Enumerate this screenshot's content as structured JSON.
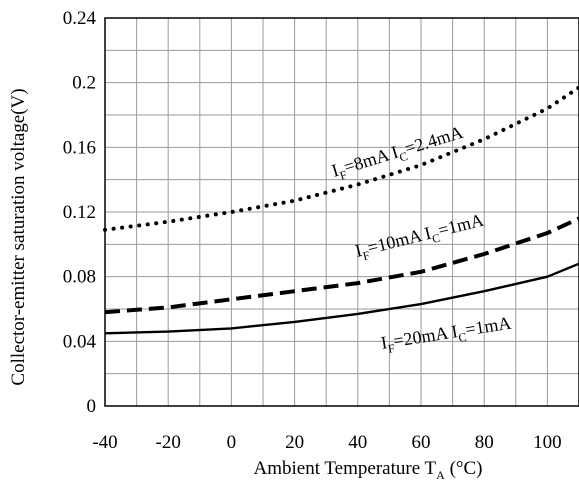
{
  "chart_data": {
    "type": "line",
    "xlabel": {
      "main": "Ambient Temperature T",
      "sub": "A",
      "suffix": " (°C)"
    },
    "ylabel": "Collector-emitter saturation voltage(V)",
    "xlim": [
      -40,
      110
    ],
    "ylim": [
      0,
      0.24
    ],
    "x_ticks": [
      -40,
      -20,
      0,
      20,
      40,
      60,
      80,
      100
    ],
    "x_tick_labels": [
      "-40",
      "-20",
      "0",
      "20",
      "40",
      "60",
      "80",
      "100"
    ],
    "y_ticks": [
      0,
      0.04,
      0.08,
      0.12,
      0.16,
      0.2,
      0.24
    ],
    "y_tick_labels": [
      "0",
      "0.04",
      "0.08",
      "0.12",
      "0.16",
      "0.2",
      "0.24"
    ],
    "grid": true,
    "series": [
      {
        "style": "dotted",
        "label": [
          {
            "t": "I"
          },
          {
            "t": "F",
            "sub": true
          },
          {
            "t": "=8mA I"
          },
          {
            "t": "C",
            "sub": true
          },
          {
            "t": "=2.4mA"
          }
        ],
        "x": [
          -40,
          -20,
          0,
          20,
          40,
          60,
          80,
          100,
          110
        ],
        "y": [
          0.109,
          0.114,
          0.12,
          0.127,
          0.137,
          0.149,
          0.165,
          0.184,
          0.197
        ]
      },
      {
        "style": "dashed",
        "label": [
          {
            "t": "I"
          },
          {
            "t": "F",
            "sub": true
          },
          {
            "t": "=10mA I"
          },
          {
            "t": "C",
            "sub": true
          },
          {
            "t": "=1mA"
          }
        ],
        "x": [
          -40,
          -20,
          0,
          20,
          40,
          60,
          80,
          100,
          110
        ],
        "y": [
          0.058,
          0.061,
          0.066,
          0.071,
          0.076,
          0.083,
          0.094,
          0.107,
          0.116
        ]
      },
      {
        "style": "solid",
        "label": [
          {
            "t": "I"
          },
          {
            "t": "F",
            "sub": true
          },
          {
            "t": "=20mA I"
          },
          {
            "t": "C",
            "sub": true
          },
          {
            "t": "=1mA"
          }
        ],
        "x": [
          -40,
          -20,
          0,
          20,
          40,
          60,
          80,
          100,
          110
        ],
        "y": [
          0.045,
          0.046,
          0.048,
          0.052,
          0.057,
          0.063,
          0.071,
          0.08,
          0.088
        ]
      }
    ]
  }
}
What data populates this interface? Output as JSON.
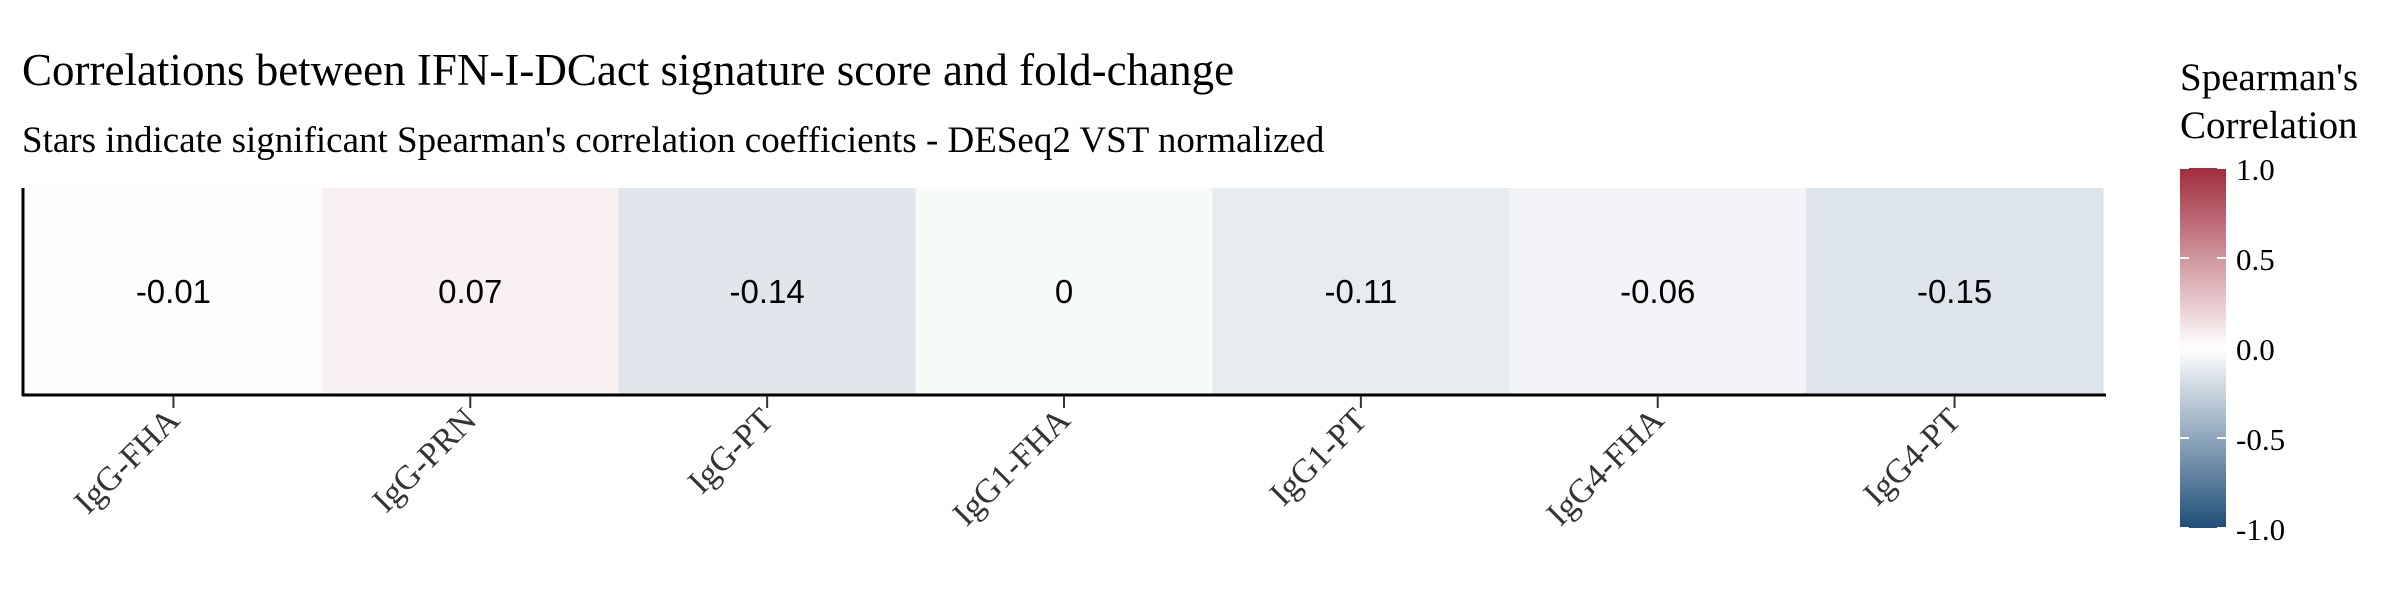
{
  "chart_data": {
    "type": "heatmap",
    "title": "Correlations between IFN-I-DCact signature score and fold-change",
    "subtitle": "Stars indicate significant Spearman's correlation coefficients - DESeq2 VST normalized",
    "categories": [
      "IgG-FHA",
      "IgG-PRN",
      "IgG-PT",
      "IgG1-FHA",
      "IgG1-PT",
      "IgG4-FHA",
      "IgG4-PT"
    ],
    "values": [
      -0.01,
      0.07,
      -0.14,
      0,
      -0.11,
      -0.06,
      -0.15
    ],
    "labels": [
      "-0.01",
      "0.07",
      "-0.14",
      "0",
      "-0.11",
      "-0.06",
      "-0.15"
    ],
    "legend": {
      "title_line1": "Spearman's",
      "title_line2": "Correlation",
      "position": "right",
      "range": [
        -1.0,
        1.0
      ],
      "ticks": [
        "1.0",
        "0.5",
        "0.0",
        "-0.5",
        "-1.0"
      ],
      "colors": {
        "low": "#1f4e79",
        "mid": "#ffffff",
        "high": "#a02c3c"
      }
    }
  }
}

## AIM
Give again exactly the lines from the one holding "What data populates" to the final line of the records, both ends included; any pictures stay out.

## WORKED SOLUTION
What data populates this interface? Output as JSON.
{
  "chart_data": {
    "type": "heatmap",
    "title": "Correlations between IFN-I-DCact signature score and fold-change",
    "subtitle": "Stars indicate significant Spearman's correlation coefficients - DESeq2 VST normalized",
    "categories": [
      "IgG-FHA",
      "IgG-PRN",
      "IgG-PT",
      "IgG1-FHA",
      "IgG1-PT",
      "IgG4-FHA",
      "IgG4-PT"
    ],
    "values": [
      -0.01,
      0.07,
      -0.14,
      0,
      -0.11,
      -0.06,
      -0.15
    ],
    "labels": [
      "-0.01",
      "0.07",
      "-0.14",
      "0",
      "-0.11",
      "-0.06",
      "-0.15"
    ],
    "legend": {
      "title_line1": "Spearman's",
      "title_line2": "Correlation",
      "position": "right",
      "range": [
        -1.0,
        1.0
      ],
      "ticks": [
        "1.0",
        "0.5",
        "0.0",
        "-0.5",
        "-1.0"
      ],
      "colors": {
        "low": "#1f4e79",
        "mid": "#ffffff",
        "high": "#a02c3c"
      }
    }
  }
}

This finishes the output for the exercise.